Collected data:

......

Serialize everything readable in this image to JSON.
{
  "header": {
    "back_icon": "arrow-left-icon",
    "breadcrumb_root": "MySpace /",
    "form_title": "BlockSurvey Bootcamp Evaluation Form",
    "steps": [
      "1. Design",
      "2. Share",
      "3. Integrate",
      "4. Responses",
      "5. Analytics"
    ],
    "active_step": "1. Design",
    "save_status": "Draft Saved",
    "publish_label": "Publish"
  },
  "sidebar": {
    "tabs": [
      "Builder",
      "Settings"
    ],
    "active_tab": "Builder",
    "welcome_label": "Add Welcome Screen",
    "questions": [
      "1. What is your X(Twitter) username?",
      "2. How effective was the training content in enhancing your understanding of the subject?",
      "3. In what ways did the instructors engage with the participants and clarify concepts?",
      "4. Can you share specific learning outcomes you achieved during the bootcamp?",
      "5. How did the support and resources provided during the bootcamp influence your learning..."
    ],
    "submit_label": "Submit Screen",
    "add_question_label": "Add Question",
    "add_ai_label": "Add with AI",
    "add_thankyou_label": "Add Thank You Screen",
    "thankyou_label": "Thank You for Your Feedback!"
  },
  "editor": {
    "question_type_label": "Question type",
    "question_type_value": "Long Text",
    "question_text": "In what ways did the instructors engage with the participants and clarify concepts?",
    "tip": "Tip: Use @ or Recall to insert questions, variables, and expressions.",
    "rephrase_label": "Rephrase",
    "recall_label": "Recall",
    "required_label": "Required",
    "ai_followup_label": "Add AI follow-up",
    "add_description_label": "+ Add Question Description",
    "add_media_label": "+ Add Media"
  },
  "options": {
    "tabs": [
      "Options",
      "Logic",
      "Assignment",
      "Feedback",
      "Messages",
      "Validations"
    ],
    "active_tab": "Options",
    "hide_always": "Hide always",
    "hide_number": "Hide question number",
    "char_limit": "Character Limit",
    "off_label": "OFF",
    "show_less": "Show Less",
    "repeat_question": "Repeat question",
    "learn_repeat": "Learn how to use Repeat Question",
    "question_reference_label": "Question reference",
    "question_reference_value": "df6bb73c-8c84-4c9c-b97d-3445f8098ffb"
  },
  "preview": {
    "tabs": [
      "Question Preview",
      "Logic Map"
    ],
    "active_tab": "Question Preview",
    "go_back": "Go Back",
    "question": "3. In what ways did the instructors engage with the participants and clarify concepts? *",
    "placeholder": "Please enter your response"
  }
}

......

From the entries above, list each line with "questions" in it.

    "questions": [
    "tip": "Tip: Use @ or Recall to insert questions, variables, and expressions.",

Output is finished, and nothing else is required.